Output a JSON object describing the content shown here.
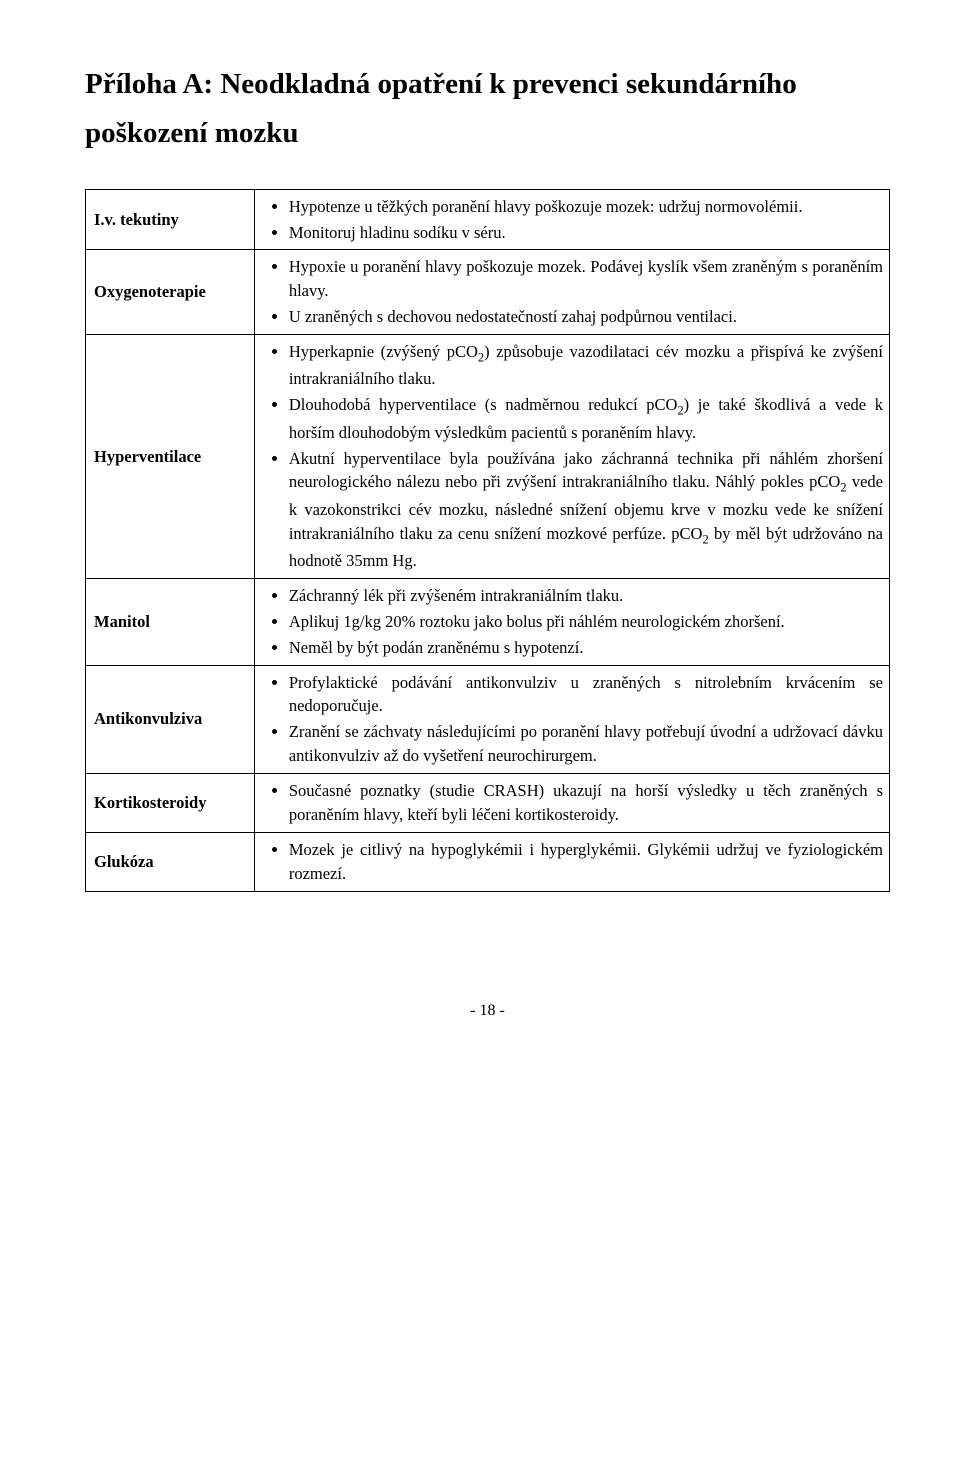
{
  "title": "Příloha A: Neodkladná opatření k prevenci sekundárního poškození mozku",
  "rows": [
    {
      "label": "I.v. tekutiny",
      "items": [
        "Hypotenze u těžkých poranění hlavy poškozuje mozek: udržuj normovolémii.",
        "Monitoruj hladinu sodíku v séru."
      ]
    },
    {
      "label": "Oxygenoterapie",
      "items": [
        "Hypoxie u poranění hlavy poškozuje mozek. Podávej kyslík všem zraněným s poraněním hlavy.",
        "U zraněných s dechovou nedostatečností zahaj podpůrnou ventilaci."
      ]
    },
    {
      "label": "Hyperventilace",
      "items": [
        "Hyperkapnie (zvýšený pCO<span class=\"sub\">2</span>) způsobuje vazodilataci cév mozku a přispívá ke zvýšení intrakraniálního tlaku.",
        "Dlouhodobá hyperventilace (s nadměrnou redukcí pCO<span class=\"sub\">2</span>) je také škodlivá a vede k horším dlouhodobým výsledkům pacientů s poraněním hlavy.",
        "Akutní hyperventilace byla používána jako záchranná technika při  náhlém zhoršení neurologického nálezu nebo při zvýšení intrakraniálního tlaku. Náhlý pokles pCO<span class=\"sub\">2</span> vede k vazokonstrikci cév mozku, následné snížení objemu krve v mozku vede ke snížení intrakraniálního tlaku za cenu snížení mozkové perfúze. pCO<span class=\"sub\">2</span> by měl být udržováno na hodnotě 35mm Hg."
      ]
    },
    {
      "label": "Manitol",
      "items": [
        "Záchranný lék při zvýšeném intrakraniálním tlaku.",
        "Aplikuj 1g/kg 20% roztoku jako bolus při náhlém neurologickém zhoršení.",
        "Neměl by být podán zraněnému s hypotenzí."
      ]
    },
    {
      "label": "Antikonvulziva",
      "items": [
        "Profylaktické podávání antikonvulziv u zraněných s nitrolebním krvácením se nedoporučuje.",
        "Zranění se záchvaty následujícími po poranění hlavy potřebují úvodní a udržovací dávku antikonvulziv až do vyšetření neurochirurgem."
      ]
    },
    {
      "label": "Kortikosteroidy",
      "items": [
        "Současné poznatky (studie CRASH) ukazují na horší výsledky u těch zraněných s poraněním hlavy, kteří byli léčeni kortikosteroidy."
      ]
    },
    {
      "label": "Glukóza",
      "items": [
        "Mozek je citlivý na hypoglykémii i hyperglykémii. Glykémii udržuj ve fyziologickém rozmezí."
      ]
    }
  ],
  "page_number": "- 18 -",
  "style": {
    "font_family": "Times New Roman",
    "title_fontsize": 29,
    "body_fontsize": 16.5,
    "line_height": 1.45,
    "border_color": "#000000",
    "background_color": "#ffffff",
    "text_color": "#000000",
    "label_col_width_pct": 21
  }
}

__________

**What you will do:**
Repeat the material exactly as it reads, without any of its pictures.

**Exercise response:**
Output a JSON object describing the content shown here.
{
  "title": "Příloha A: Neodkladná opatření k prevenci sekundárního poškození mozku",
  "rows": [
    {
      "label": "I.v. tekutiny",
      "items": [
        "Hypotenze u těžkých poranění hlavy poškozuje mozek: udržuj normovolémii.",
        "Monitoruj hladinu sodíku v séru."
      ]
    },
    {
      "label": "Oxygenoterapie",
      "items": [
        "Hypoxie u poranění hlavy poškozuje mozek. Podávej kyslík všem zraněným s poraněním hlavy.",
        "U zraněných s dechovou nedostatečností zahaj podpůrnou ventilaci."
      ]
    },
    {
      "label": "Hyperventilace",
      "items": [
        "Hyperkapnie (zvýšený pCO<span class=\"sub\">2</span>) způsobuje vazodilataci cév mozku a přispívá ke zvýšení intrakraniálního tlaku.",
        "Dlouhodobá hyperventilace (s nadměrnou redukcí pCO<span class=\"sub\">2</span>) je také škodlivá a vede k horším dlouhodobým výsledkům pacientů s poraněním hlavy.",
        "Akutní hyperventilace byla používána jako záchranná technika při  náhlém zhoršení neurologického nálezu nebo při zvýšení intrakraniálního tlaku. Náhlý pokles pCO<span class=\"sub\">2</span> vede k vazokonstrikci cév mozku, následné snížení objemu krve v mozku vede ke snížení intrakraniálního tlaku za cenu snížení mozkové perfúze. pCO<span class=\"sub\">2</span> by měl být udržováno na hodnotě 35mm Hg."
      ]
    },
    {
      "label": "Manitol",
      "items": [
        "Záchranný lék při zvýšeném intrakraniálním tlaku.",
        "Aplikuj 1g/kg 20% roztoku jako bolus při náhlém neurologickém zhoršení.",
        "Neměl by být podán zraněnému s hypotenzí."
      ]
    },
    {
      "label": "Antikonvulziva",
      "items": [
        "Profylaktické podávání antikonvulziv u zraněných s nitrolebním krvácením se nedoporučuje.",
        "Zranění se záchvaty následujícími po poranění hlavy potřebují úvodní a udržovací dávku antikonvulziv až do vyšetření neurochirurgem."
      ]
    },
    {
      "label": "Kortikosteroidy",
      "items": [
        "Současné poznatky (studie CRASH) ukazují na horší výsledky u těch zraněných s poraněním hlavy, kteří byli léčeni kortikosteroidy."
      ]
    },
    {
      "label": "Glukóza",
      "items": [
        "Mozek je citlivý na hypoglykémii i hyperglykémii. Glykémii udržuj ve fyziologickém rozmezí."
      ]
    }
  ],
  "page_number": "- 18 -",
  "style": {
    "font_family": "Times New Roman",
    "title_fontsize": 29,
    "body_fontsize": 16.5,
    "line_height": 1.45,
    "border_color": "#000000",
    "background_color": "#ffffff",
    "text_color": "#000000",
    "label_col_width_pct": 21
  }
}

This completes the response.